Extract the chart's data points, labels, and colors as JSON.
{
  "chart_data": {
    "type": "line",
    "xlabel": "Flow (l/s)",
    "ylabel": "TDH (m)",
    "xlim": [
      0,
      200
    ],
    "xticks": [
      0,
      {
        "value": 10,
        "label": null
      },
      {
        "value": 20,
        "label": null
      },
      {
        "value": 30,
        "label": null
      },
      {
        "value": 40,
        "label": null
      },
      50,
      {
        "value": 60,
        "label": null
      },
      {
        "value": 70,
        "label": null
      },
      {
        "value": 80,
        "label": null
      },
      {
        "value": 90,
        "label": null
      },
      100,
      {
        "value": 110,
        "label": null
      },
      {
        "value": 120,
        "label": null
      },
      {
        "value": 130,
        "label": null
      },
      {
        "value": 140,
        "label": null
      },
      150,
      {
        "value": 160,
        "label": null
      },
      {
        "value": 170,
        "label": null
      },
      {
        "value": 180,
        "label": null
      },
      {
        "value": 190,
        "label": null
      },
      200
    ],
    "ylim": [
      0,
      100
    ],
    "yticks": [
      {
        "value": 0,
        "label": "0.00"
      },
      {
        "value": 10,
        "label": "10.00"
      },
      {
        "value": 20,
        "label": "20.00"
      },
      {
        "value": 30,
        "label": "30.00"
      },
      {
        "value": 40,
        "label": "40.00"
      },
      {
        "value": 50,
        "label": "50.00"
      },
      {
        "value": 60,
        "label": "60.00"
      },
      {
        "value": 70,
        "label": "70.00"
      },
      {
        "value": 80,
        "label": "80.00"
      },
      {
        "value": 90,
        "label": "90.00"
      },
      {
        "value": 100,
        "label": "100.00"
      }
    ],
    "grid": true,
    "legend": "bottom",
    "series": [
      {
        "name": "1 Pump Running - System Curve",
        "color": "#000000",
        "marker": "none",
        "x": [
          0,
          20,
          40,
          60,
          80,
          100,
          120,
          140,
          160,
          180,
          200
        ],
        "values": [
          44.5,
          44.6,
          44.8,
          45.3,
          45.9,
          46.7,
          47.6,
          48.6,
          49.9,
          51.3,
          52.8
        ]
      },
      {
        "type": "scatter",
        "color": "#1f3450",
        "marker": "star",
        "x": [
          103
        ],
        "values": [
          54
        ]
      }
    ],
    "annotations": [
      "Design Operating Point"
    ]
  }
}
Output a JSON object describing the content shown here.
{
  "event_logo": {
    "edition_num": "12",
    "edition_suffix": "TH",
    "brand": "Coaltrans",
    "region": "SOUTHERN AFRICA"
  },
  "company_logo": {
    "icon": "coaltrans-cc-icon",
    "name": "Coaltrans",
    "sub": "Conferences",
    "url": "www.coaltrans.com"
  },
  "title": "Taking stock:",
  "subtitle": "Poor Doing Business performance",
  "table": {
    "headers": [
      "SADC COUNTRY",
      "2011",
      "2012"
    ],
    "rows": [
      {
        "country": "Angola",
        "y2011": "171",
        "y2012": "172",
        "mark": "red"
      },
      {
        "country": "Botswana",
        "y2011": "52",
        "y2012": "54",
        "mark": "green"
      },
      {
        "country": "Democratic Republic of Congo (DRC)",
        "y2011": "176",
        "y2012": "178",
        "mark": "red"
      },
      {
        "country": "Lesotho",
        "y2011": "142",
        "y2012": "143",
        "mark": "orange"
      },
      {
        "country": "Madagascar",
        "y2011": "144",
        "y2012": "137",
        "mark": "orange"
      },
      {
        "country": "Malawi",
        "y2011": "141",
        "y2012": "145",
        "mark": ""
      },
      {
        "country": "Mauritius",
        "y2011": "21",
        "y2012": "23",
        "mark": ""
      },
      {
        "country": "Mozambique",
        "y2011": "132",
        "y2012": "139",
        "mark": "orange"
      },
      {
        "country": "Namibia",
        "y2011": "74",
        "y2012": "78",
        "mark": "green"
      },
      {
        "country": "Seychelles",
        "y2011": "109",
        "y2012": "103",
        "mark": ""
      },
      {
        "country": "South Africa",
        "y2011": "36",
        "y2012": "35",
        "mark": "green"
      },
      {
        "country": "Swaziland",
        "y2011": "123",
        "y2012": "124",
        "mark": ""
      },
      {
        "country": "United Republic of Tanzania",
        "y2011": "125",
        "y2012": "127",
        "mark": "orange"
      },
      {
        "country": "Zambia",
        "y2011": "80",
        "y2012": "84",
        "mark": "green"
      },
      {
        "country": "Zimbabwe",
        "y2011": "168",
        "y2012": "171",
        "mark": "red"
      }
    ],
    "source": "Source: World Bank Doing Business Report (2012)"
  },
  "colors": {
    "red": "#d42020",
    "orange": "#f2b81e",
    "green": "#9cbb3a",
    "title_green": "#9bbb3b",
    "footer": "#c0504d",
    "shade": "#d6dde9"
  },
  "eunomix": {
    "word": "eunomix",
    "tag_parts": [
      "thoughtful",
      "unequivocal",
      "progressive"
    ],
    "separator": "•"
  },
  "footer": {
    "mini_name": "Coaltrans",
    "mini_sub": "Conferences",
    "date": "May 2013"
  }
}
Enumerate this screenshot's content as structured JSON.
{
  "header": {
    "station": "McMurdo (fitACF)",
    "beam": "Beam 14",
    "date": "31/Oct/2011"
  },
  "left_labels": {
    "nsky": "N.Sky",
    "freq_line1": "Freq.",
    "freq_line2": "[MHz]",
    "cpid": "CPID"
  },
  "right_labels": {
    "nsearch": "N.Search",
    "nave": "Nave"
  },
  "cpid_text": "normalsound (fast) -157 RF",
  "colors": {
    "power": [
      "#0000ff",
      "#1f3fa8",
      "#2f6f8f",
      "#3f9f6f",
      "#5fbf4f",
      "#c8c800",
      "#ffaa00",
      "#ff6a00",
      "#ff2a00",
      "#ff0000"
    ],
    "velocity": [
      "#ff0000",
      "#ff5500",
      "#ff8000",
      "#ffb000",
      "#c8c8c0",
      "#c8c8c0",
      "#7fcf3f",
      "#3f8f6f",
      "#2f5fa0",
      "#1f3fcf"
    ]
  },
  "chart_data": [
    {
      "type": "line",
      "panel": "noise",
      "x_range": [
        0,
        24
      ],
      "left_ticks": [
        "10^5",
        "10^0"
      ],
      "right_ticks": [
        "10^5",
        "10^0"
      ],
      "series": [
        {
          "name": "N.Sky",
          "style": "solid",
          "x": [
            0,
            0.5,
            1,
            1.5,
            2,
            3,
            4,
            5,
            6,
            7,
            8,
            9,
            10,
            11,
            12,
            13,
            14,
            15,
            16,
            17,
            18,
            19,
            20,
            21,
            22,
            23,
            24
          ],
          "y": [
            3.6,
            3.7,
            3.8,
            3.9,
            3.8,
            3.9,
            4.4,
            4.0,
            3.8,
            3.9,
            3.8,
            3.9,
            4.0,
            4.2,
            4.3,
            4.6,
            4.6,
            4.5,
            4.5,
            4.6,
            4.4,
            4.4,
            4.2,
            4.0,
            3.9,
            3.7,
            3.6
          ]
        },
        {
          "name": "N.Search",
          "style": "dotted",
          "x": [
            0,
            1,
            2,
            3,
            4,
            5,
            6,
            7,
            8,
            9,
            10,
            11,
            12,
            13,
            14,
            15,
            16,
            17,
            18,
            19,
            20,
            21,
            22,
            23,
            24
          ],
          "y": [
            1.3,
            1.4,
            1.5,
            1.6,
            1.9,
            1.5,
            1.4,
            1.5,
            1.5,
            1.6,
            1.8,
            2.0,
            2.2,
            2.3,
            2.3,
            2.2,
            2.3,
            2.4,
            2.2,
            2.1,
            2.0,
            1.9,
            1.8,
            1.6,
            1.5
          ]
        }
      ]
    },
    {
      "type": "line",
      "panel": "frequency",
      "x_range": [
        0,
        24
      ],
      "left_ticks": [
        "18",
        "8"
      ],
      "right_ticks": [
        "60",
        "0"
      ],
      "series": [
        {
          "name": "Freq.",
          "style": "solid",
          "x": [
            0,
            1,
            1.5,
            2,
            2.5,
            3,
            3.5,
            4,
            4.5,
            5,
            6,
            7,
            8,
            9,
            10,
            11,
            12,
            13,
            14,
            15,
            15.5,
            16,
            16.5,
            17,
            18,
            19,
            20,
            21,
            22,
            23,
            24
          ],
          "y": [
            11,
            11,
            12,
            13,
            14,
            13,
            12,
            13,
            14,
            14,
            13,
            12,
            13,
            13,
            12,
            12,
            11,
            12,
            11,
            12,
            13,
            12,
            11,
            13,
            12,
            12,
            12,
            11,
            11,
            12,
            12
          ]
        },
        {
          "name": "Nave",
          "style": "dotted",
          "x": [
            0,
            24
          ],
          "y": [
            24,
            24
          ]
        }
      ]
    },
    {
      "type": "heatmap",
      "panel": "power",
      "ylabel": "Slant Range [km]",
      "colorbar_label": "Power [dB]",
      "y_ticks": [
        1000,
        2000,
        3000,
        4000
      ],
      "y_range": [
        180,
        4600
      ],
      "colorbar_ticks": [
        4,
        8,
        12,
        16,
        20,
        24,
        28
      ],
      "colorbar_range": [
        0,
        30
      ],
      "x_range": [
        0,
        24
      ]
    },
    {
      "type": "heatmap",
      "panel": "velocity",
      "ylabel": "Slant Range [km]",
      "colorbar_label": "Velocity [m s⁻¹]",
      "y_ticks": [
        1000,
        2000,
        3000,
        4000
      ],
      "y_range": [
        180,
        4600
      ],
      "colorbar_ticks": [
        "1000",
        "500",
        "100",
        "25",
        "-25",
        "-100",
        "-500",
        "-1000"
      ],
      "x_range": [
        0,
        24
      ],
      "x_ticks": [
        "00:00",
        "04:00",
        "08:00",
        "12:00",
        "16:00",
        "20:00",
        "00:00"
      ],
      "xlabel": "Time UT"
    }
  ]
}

○ ○ ○ ○

◆ Directions for this task ◆
Going through the entries above, tally each line that has the word "Doing". Answer with the number only.

◆ Exercise result ◆
2